* _Aim of the task_: Using the material below, work out how many lines contain the word "this". Reply with the number and nothing more.

* _Dataset entries_:
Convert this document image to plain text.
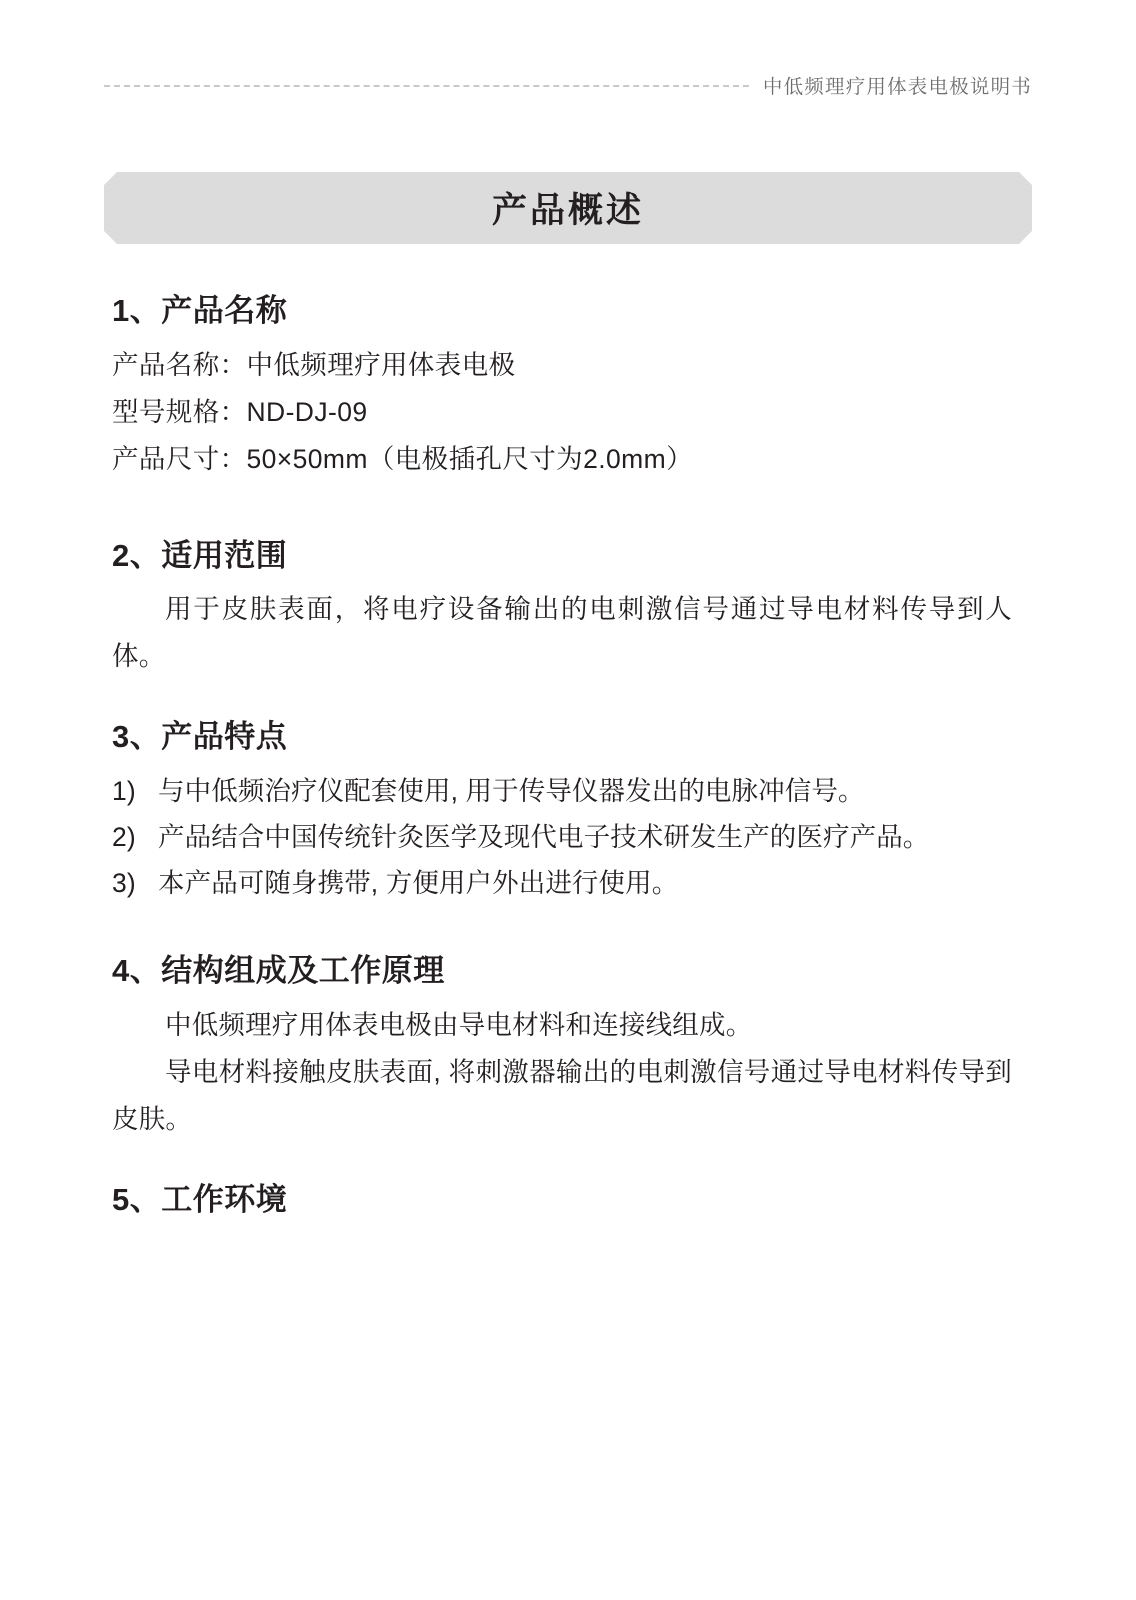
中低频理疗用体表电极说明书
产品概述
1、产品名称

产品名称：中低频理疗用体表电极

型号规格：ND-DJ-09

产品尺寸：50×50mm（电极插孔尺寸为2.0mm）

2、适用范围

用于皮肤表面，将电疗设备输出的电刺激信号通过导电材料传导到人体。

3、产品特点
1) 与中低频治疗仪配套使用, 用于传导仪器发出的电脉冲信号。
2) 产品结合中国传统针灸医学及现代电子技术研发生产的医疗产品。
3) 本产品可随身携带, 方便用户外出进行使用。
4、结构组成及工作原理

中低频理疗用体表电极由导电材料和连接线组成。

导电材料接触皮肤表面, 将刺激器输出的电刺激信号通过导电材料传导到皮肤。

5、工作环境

* * *

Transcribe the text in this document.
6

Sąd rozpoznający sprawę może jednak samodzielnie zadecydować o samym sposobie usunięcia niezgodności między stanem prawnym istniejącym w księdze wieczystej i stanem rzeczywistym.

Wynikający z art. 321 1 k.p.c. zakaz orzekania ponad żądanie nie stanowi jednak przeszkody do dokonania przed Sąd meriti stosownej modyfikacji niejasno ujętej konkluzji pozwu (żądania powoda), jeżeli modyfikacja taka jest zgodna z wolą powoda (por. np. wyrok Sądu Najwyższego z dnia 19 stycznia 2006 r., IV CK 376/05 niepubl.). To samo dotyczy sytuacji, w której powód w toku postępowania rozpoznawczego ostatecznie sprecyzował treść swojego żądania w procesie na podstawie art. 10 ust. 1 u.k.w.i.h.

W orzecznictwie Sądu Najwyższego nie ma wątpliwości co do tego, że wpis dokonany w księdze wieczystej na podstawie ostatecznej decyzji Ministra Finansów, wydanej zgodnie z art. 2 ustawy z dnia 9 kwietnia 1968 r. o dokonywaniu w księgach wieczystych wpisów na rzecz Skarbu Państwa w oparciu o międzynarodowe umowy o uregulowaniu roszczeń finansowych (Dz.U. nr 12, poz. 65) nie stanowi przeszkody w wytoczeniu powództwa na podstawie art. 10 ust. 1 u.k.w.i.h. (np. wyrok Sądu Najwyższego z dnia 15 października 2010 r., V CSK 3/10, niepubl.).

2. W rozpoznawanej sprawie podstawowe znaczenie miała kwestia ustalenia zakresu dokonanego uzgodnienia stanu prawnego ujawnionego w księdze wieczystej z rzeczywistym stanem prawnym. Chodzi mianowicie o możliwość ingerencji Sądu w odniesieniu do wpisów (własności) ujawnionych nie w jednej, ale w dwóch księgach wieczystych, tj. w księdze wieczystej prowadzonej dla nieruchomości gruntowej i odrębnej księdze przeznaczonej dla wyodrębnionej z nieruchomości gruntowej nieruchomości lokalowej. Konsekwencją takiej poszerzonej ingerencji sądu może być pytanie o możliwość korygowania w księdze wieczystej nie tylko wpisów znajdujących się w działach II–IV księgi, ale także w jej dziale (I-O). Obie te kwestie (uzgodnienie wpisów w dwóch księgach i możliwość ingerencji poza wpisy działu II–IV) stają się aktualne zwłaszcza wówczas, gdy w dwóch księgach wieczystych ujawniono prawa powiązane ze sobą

* _Task result_: 2